┌────────
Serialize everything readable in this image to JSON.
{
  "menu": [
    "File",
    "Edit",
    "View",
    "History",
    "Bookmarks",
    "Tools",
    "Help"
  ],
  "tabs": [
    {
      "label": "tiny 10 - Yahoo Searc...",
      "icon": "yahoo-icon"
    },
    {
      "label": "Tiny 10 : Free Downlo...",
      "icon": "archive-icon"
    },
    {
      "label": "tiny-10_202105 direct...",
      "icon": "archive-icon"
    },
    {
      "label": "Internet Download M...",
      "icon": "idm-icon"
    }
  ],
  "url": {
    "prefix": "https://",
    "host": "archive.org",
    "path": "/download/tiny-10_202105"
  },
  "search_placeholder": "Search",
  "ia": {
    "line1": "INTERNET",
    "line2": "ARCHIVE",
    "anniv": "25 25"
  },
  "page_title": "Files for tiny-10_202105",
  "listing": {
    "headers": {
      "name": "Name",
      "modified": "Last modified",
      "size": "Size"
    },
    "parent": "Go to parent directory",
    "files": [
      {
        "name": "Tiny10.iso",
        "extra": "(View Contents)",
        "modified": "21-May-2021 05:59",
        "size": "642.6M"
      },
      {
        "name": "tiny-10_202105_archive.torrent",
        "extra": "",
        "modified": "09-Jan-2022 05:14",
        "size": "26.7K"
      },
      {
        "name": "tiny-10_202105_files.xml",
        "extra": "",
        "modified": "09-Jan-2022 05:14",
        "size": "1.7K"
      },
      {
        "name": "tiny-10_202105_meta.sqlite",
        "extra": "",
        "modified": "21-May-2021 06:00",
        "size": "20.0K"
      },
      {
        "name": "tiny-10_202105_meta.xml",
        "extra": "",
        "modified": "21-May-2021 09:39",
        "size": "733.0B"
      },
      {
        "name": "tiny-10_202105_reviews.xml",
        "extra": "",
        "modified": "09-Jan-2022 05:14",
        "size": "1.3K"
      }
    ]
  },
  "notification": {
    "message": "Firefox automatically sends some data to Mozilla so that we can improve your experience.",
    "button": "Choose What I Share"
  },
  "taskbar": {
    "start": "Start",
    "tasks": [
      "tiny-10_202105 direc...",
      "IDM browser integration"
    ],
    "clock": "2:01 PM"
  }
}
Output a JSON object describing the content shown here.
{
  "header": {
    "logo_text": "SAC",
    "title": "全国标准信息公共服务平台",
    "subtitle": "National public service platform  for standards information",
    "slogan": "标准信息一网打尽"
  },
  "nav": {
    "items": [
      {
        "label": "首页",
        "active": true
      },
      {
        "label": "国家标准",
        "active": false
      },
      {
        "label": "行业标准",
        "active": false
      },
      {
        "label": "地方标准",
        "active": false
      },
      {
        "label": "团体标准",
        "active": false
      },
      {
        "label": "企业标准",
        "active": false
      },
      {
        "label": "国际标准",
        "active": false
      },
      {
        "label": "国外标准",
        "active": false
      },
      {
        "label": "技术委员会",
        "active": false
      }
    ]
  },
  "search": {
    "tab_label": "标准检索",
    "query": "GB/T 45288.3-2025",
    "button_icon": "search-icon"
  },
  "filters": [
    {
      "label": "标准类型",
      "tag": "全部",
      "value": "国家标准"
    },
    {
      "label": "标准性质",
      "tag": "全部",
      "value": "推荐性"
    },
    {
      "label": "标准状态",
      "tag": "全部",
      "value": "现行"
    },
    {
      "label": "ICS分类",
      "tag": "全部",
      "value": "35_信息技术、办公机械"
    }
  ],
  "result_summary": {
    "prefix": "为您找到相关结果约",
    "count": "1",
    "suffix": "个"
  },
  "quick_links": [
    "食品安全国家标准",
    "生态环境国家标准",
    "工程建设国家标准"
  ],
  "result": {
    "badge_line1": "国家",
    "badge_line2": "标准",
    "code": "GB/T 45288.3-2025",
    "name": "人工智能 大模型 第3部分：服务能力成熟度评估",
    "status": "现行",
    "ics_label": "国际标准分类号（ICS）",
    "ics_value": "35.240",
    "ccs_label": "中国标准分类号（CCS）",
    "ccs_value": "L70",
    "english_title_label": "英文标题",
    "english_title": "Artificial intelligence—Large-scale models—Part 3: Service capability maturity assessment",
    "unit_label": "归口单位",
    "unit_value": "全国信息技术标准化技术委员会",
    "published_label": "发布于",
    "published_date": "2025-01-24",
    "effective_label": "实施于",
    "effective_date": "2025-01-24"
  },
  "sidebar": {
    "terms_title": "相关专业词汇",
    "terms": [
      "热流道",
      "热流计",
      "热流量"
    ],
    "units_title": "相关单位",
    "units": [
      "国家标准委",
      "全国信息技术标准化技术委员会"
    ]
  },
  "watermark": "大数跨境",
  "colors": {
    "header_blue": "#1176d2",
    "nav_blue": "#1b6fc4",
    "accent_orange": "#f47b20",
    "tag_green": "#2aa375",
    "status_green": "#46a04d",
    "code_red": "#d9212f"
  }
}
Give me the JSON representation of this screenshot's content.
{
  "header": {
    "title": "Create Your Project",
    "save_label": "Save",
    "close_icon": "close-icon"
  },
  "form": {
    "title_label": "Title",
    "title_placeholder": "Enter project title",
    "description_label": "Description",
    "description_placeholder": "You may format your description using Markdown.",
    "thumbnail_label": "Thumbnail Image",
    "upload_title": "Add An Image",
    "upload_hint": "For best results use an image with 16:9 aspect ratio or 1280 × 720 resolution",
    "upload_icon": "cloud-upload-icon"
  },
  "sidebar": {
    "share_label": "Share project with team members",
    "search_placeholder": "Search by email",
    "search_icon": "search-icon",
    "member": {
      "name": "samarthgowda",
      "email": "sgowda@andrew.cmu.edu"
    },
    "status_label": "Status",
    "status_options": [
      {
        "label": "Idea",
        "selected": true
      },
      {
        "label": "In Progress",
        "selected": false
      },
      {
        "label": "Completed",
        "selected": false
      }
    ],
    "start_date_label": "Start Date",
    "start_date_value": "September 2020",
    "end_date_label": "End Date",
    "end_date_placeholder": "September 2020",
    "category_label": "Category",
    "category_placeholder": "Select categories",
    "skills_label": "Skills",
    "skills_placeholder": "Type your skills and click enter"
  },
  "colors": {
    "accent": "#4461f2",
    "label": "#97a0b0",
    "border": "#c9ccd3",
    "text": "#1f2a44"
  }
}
└────────
Set exercise:
Give an exact copy of all the data shown above.

Result:
Serialize everything readable in this image to JSON.
{
  "menu": [
    "File",
    "Edit",
    "View",
    "History",
    "Bookmarks",
    "Tools",
    "Help"
  ],
  "tabs": [
    {
      "label": "tiny 10 - Yahoo Searc...",
      "icon": "yahoo-icon"
    },
    {
      "label": "Tiny 10 : Free Downlo...",
      "icon": "archive-icon"
    },
    {
      "label": "tiny-10_202105 direct...",
      "icon": "archive-icon"
    },
    {
      "label": "Internet Download M...",
      "icon": "idm-icon"
    }
  ],
  "url": {
    "prefix": "https://",
    "host": "archive.org",
    "path": "/download/tiny-10_202105"
  },
  "search_placeholder": "Search",
  "ia": {
    "line1": "INTERNET",
    "line2": "ARCHIVE",
    "anniv": "25 25"
  },
  "page_title": "Files for tiny-10_202105",
  "listing": {
    "headers": {
      "name": "Name",
      "modified": "Last modified",
      "size": "Size"
    },
    "parent": "Go to parent directory",
    "files": [
      {
        "name": "Tiny10.iso",
        "extra": "(View Contents)",
        "modified": "21-May-2021 05:59",
        "size": "642.6M"
      },
      {
        "name": "tiny-10_202105_archive.torrent",
        "extra": "",
        "modified": "09-Jan-2022 05:14",
        "size": "26.7K"
      },
      {
        "name": "tiny-10_202105_files.xml",
        "extra": "",
        "modified": "09-Jan-2022 05:14",
        "size": "1.7K"
      },
      {
        "name": "tiny-10_202105_meta.sqlite",
        "extra": "",
        "modified": "21-May-2021 06:00",
        "size": "20.0K"
      },
      {
        "name": "tiny-10_202105_meta.xml",
        "extra": "",
        "modified": "21-May-2021 09:39",
        "size": "733.0B"
      },
      {
        "name": "tiny-10_202105_reviews.xml",
        "extra": "",
        "modified": "09-Jan-2022 05:14",
        "size": "1.3K"
      }
    ]
  },
  "notification": {
    "message": "Firefox automatically sends some data to Mozilla so that we can improve your experience.",
    "button": "Choose What I Share"
  },
  "taskbar": {
    "start": "Start",
    "tasks": [
      "tiny-10_202105 direc...",
      "IDM browser integration"
    ],
    "clock": "2:01 PM"
  }
}
Output a JSON object describing the content shown here.
{
  "header": {
    "logo_text": "SAC",
    "title": "全国标准信息公共服务平台",
    "subtitle": "National public service platform  for standards information",
    "slogan": "标准信息一网打尽"
  },
  "nav": {
    "items": [
      {
        "label": "首页",
        "active": true
      },
      {
        "label": "国家标准",
        "active": false
      },
      {
        "label": "行业标准",
        "active": false
      },
      {
        "label": "地方标准",
        "active": false
      },
      {
        "label": "团体标准",
        "active": false
      },
      {
        "label": "企业标准",
        "active": false
      },
      {
        "label": "国际标准",
        "active": false
      },
      {
        "label": "国外标准",
        "active": false
      },
      {
        "label": "技术委员会",
        "active": false
      }
    ]
  },
  "search": {
    "tab_label": "标准检索",
    "query": "GB/T 45288.3-2025",
    "button_icon": "search-icon"
  },
  "filters": [
    {
      "label": "标准类型",
      "tag": "全部",
      "value": "国家标准"
    },
    {
      "label": "标准性质",
      "tag": "全部",
      "value": "推荐性"
    },
    {
      "label": "标准状态",
      "tag": "全部",
      "value": "现行"
    },
    {
      "label": "ICS分类",
      "tag": "全部",
      "value": "35_信息技术、办公机械"
    }
  ],
  "result_summary": {
    "prefix": "为您找到相关结果约",
    "count": "1",
    "suffix": "个"
  },
  "quick_links": [
    "食品安全国家标准",
    "生态环境国家标准",
    "工程建设国家标准"
  ],
  "result": {
    "badge_line1": "国家",
    "badge_line2": "标准",
    "code": "GB/T 45288.3-2025",
    "name": "人工智能 大模型 第3部分：服务能力成熟度评估",
    "status": "现行",
    "ics_label": "国际标准分类号（ICS）",
    "ics_value": "35.240",
    "ccs_label": "中国标准分类号（CCS）",
    "ccs_value": "L70",
    "english_title_label": "英文标题",
    "english_title": "Artificial intelligence—Large-scale models—Part 3: Service capability maturity assessment",
    "unit_label": "归口单位",
    "unit_value": "全国信息技术标准化技术委员会",
    "published_label": "发布于",
    "published_date": "2025-01-24",
    "effective_label": "实施于",
    "effective_date": "2025-01-24"
  },
  "sidebar": {
    "terms_title": "相关专业词汇",
    "terms": [
      "热流道",
      "热流计",
      "热流量"
    ],
    "units_title": "相关单位",
    "units": [
      "国家标准委",
      "全国信息技术标准化技术委员会"
    ]
  },
  "watermark": "大数跨境",
  "colors": {
    "header_blue": "#1176d2",
    "nav_blue": "#1b6fc4",
    "accent_orange": "#f47b20",
    "tag_green": "#2aa375",
    "status_green": "#46a04d",
    "code_red": "#d9212f"
  }
}
Give me the JSON representation of this screenshot's content.
{
  "header": {
    "title": "Create Your Project",
    "save_label": "Save",
    "close_icon": "close-icon"
  },
  "form": {
    "title_label": "Title",
    "title_placeholder": "Enter project title",
    "description_label": "Description",
    "description_placeholder": "You may format your description using Markdown.",
    "thumbnail_label": "Thumbnail Image",
    "upload_title": "Add An Image",
    "upload_hint": "For best results use an image with 16:9 aspect ratio or 1280 × 720 resolution",
    "upload_icon": "cloud-upload-icon"
  },
  "sidebar": {
    "share_label": "Share project with team members",
    "search_placeholder": "Search by email",
    "search_icon": "search-icon",
    "member": {
      "name": "samarthgowda",
      "email": "sgowda@andrew.cmu.edu"
    },
    "status_label": "Status",
    "status_options": [
      {
        "label": "Idea",
        "selected": true
      },
      {
        "label": "In Progress",
        "selected": false
      },
      {
        "label": "Completed",
        "selected": false
      }
    ],
    "start_date_label": "Start Date",
    "start_date_value": "September 2020",
    "end_date_label": "End Date",
    "end_date_placeholder": "September 2020",
    "category_label": "Category",
    "category_placeholder": "Select categories",
    "skills_label": "Skills",
    "skills_placeholder": "Type your skills and click enter"
  },
  "colors": {
    "accent": "#4461f2",
    "label": "#97a0b0",
    "border": "#c9ccd3",
    "text": "#1f2a44"
  }
}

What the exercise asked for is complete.